§ What you have to do
Identify and copy all lines of the material where the string "Roll" is found.

§ Provided records
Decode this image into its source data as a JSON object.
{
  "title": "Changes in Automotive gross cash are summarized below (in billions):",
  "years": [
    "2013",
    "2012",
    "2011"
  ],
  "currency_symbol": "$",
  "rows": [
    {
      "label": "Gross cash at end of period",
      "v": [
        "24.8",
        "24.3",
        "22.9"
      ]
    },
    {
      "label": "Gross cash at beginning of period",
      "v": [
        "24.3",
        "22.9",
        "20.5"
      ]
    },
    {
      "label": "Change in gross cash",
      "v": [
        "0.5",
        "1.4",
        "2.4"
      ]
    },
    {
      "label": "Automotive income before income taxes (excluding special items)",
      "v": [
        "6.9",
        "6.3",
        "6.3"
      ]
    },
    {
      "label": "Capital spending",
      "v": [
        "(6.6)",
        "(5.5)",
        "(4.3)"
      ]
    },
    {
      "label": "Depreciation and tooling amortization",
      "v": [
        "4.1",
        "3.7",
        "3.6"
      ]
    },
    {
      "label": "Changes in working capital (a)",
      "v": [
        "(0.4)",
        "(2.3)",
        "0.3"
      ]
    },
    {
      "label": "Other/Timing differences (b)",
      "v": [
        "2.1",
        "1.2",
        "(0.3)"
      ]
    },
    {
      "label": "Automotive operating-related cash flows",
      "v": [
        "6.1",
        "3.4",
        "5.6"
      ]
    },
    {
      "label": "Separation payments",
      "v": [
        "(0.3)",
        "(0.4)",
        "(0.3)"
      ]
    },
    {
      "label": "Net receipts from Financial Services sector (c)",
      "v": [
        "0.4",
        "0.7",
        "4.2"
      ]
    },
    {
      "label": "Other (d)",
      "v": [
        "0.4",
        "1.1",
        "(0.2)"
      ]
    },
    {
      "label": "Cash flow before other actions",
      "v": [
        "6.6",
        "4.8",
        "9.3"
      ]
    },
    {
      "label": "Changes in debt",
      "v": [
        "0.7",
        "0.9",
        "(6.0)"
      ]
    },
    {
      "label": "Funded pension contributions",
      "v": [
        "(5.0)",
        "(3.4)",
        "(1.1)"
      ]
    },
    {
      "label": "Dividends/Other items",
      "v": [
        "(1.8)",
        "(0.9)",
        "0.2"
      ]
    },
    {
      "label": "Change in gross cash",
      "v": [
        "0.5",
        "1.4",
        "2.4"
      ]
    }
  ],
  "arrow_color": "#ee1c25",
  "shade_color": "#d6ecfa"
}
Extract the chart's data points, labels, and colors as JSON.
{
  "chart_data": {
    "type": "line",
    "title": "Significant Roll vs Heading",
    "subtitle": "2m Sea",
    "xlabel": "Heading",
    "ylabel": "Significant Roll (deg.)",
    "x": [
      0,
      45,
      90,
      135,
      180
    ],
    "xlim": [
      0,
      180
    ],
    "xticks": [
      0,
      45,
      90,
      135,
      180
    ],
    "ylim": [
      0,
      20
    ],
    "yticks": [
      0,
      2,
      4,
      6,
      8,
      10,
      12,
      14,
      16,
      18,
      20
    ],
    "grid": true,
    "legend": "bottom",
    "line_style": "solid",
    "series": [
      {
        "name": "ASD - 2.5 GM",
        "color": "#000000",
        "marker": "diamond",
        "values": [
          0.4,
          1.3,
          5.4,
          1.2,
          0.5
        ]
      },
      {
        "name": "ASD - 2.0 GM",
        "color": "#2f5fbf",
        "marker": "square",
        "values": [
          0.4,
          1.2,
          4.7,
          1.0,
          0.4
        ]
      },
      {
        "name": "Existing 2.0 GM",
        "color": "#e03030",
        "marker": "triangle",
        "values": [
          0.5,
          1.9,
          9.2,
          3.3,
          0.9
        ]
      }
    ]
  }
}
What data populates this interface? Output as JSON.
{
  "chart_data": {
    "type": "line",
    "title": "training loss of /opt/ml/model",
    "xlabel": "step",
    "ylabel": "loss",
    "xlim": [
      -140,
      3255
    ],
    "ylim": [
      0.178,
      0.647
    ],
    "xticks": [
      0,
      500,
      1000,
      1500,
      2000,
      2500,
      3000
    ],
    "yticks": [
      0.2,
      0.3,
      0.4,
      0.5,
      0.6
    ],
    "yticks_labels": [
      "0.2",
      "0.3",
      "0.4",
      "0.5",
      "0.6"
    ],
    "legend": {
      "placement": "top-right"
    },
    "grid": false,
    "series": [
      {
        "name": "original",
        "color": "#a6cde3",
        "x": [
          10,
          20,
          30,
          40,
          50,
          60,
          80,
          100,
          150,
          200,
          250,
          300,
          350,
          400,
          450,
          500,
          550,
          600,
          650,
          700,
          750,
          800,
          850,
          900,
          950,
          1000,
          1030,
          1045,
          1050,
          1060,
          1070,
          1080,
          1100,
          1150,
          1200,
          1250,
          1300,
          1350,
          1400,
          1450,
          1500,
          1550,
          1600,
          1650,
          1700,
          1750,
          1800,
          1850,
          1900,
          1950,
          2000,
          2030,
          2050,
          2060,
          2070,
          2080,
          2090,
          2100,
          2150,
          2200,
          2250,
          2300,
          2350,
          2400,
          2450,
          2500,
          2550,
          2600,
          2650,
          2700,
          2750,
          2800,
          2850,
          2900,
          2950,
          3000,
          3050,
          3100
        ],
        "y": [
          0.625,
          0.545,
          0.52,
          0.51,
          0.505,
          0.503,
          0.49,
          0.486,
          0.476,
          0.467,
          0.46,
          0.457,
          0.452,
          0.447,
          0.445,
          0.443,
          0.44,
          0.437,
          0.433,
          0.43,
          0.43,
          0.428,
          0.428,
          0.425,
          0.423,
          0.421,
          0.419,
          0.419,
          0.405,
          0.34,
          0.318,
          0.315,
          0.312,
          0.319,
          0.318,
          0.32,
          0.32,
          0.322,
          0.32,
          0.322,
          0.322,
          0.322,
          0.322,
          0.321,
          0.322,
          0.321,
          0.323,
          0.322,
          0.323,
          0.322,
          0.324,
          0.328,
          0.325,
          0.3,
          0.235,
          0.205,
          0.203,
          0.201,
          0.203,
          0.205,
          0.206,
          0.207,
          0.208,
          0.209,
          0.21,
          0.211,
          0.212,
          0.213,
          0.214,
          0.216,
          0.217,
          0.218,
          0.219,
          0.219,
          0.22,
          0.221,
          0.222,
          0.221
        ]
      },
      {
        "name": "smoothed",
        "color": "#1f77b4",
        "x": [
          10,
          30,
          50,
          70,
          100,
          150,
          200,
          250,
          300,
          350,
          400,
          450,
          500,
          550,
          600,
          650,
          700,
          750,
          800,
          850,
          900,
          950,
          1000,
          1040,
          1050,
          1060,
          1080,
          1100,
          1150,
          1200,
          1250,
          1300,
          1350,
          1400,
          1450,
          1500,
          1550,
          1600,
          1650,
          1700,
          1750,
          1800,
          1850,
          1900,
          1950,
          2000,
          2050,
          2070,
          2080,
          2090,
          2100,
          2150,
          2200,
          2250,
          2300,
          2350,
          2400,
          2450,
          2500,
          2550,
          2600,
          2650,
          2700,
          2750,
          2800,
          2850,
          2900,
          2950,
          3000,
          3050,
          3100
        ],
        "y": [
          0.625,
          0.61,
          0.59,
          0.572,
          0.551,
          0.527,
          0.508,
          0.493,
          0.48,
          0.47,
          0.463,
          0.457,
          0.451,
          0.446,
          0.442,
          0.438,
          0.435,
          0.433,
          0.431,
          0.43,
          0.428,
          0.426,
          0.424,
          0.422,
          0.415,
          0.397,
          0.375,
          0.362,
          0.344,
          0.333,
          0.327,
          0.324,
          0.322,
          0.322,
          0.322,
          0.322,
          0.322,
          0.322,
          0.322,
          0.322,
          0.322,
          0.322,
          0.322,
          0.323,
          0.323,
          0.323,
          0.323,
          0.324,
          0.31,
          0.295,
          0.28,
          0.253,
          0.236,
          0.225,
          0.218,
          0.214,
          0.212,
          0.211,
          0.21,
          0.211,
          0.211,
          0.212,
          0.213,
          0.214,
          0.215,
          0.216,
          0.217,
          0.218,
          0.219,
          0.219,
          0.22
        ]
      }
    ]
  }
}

§ Exercise response
    "title": "Significant Roll vs Heading",
    "ylabel": "Significant Roll (deg.)",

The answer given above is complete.